> **Stored data**
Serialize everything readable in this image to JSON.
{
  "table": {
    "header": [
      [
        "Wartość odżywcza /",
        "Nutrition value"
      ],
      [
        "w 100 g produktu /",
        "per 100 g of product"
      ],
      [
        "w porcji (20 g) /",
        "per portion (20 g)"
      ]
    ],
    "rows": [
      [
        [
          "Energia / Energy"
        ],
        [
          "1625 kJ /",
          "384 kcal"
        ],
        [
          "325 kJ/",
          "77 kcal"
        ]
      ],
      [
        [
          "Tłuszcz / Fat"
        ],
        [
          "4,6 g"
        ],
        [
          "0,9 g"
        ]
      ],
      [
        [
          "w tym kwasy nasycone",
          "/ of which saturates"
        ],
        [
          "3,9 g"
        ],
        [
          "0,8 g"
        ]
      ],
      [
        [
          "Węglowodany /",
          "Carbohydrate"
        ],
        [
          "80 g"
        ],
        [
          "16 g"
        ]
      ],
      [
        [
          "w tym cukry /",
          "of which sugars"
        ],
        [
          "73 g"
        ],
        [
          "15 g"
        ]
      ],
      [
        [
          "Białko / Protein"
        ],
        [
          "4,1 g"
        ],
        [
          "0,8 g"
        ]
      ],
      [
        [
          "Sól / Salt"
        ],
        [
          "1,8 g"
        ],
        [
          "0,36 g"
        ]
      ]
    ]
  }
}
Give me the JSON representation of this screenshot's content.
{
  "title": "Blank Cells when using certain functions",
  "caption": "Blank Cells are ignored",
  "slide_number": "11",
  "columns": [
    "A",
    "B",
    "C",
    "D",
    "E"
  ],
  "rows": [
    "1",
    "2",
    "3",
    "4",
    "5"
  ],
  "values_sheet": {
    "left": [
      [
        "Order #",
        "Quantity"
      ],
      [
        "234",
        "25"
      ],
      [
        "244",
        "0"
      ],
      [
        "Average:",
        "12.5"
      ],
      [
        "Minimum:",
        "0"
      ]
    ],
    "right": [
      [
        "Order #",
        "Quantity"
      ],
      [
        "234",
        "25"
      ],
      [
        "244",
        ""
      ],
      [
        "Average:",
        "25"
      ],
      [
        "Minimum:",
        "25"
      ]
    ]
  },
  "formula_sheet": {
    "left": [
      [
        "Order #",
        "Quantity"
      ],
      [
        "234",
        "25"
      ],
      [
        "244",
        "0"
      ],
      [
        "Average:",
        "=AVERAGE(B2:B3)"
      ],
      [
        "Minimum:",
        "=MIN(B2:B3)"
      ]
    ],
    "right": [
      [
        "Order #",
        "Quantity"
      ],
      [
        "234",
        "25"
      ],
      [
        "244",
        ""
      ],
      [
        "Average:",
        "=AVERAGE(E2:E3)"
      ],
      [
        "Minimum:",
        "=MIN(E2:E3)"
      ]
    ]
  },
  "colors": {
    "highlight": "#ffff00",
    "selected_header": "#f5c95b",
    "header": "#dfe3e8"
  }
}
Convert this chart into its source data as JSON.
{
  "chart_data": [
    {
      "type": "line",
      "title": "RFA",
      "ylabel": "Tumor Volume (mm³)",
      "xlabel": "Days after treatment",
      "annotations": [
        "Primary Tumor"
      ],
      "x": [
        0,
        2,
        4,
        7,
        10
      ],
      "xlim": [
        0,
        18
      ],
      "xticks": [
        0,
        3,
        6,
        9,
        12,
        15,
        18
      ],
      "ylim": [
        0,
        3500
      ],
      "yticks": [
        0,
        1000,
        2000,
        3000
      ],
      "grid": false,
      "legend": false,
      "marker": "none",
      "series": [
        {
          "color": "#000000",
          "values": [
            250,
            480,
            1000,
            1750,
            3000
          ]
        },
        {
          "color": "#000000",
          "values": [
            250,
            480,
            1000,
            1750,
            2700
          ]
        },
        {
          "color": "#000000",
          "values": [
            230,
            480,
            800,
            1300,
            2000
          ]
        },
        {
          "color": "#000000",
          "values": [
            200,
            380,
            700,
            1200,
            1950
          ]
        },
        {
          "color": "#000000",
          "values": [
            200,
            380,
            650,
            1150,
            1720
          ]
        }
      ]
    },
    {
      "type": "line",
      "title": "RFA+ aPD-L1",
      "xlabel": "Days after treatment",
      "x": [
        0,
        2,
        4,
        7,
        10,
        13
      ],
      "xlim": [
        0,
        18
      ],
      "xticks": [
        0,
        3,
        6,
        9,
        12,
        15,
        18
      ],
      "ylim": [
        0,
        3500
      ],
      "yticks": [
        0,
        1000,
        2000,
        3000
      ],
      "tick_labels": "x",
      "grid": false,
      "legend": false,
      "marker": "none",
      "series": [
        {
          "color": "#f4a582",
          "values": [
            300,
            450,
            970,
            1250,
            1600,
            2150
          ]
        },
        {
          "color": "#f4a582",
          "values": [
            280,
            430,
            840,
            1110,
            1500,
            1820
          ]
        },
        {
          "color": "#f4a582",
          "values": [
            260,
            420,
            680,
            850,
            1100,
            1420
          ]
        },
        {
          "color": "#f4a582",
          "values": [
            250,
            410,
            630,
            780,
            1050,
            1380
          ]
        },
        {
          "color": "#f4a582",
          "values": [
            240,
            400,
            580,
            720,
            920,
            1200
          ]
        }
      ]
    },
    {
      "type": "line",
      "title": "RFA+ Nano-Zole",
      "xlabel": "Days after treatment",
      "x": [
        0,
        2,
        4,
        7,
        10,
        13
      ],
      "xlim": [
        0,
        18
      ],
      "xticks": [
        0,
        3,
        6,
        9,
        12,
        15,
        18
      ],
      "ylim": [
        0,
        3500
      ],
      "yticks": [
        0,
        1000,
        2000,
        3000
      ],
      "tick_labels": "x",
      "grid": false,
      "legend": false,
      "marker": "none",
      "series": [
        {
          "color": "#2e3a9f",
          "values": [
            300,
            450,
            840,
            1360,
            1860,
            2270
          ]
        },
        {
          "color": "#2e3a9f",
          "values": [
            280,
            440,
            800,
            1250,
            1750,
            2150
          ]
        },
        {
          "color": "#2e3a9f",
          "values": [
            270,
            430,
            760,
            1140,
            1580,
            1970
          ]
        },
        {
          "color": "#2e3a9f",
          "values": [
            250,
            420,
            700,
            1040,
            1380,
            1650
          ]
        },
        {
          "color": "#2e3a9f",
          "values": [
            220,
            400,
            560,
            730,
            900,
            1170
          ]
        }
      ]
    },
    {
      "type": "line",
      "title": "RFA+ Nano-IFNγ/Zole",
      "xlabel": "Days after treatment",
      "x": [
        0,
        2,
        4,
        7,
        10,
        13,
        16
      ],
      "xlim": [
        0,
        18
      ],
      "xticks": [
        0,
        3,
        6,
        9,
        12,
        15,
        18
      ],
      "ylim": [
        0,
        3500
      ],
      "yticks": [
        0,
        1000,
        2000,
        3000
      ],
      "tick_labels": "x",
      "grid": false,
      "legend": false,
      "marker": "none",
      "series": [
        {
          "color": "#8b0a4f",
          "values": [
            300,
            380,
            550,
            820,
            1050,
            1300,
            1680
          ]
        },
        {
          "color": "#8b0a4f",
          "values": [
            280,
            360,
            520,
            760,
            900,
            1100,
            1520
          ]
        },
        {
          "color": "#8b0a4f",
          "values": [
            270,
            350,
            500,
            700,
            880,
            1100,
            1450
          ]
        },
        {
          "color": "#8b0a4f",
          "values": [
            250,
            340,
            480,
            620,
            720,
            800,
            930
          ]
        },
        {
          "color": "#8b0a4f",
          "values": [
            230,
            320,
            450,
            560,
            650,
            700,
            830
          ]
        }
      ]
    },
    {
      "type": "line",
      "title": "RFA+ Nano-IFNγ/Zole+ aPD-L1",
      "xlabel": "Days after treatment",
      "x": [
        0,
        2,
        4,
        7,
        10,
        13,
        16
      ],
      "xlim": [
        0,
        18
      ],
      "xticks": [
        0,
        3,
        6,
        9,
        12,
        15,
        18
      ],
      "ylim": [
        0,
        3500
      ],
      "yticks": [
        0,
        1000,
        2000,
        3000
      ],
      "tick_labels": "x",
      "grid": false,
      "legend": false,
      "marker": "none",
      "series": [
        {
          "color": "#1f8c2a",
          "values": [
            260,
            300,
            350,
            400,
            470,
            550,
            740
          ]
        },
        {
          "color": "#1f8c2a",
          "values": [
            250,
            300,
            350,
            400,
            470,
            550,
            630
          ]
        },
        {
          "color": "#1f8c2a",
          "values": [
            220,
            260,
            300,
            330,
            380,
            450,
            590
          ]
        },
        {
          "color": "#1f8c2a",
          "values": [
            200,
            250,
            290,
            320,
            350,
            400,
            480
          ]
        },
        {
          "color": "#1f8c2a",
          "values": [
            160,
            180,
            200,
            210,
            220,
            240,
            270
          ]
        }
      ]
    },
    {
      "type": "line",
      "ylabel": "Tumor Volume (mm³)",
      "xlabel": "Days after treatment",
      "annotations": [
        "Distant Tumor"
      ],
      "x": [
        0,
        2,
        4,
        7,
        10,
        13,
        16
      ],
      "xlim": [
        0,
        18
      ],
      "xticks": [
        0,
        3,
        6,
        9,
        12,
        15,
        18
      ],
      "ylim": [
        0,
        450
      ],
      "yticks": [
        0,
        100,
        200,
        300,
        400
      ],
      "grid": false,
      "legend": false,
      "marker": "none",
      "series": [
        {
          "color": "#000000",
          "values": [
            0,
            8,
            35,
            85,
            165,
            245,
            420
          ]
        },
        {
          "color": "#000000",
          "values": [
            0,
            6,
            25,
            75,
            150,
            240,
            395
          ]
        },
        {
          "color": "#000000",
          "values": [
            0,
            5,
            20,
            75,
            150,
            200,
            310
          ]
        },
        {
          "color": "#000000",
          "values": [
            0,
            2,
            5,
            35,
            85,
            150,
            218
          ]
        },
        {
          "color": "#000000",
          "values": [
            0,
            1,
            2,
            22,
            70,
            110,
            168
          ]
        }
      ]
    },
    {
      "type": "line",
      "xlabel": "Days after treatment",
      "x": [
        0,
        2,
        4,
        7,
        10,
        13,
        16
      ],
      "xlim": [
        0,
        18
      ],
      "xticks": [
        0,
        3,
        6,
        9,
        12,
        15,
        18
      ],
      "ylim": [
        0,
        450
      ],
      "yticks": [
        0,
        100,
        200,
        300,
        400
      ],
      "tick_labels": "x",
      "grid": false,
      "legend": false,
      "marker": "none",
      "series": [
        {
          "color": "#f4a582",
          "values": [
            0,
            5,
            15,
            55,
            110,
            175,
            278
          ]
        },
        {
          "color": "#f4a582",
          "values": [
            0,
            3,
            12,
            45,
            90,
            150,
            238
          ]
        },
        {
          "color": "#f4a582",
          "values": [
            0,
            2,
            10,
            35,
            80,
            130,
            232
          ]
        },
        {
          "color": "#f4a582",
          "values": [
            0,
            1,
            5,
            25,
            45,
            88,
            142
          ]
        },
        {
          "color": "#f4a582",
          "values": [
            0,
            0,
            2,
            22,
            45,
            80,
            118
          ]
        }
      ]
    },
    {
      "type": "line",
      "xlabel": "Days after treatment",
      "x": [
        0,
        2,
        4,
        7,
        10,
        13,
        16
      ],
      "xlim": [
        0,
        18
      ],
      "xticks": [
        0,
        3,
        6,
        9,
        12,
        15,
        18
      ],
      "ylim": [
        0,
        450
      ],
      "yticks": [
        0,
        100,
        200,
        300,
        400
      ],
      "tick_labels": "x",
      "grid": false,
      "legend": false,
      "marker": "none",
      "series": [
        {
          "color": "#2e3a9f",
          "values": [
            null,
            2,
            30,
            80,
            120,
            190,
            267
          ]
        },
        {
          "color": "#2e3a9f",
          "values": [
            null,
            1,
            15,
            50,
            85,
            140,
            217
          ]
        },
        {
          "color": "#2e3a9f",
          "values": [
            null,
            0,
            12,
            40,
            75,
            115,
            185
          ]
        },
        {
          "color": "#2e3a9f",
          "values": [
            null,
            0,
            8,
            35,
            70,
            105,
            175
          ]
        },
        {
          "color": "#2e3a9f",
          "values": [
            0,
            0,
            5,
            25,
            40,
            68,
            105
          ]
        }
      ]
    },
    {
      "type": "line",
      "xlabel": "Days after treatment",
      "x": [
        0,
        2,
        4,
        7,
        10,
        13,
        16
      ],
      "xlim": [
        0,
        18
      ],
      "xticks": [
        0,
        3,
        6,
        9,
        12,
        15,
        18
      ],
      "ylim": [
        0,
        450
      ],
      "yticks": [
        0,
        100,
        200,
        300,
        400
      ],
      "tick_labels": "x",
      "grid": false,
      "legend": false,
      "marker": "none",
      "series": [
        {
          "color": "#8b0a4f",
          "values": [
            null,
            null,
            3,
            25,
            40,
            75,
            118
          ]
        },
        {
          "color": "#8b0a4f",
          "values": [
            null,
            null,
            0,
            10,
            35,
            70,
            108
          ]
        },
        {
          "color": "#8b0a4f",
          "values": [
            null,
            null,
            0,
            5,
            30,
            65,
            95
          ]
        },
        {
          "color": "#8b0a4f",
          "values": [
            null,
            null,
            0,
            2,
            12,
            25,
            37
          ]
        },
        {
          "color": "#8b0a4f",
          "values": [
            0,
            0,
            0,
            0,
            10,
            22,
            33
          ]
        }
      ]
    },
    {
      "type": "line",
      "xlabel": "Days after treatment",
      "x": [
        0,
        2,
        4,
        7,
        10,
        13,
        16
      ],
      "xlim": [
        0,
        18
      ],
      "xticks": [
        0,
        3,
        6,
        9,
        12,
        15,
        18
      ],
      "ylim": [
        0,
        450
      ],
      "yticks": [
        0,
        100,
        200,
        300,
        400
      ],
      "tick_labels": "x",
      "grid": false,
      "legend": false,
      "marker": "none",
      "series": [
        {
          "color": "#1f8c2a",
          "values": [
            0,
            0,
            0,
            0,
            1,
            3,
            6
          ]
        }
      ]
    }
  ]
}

> **Task to carry out**
Each line of the material that contains the string "Nano" has to be copied out.

> **Solution for this exercise**
      "title": "RFA+ Nano-Zole",
      "title": "RFA+ Nano-IFNγ/Zole",
      "title": "RFA+ Nano-IFNγ/Zole+ aPD-L1",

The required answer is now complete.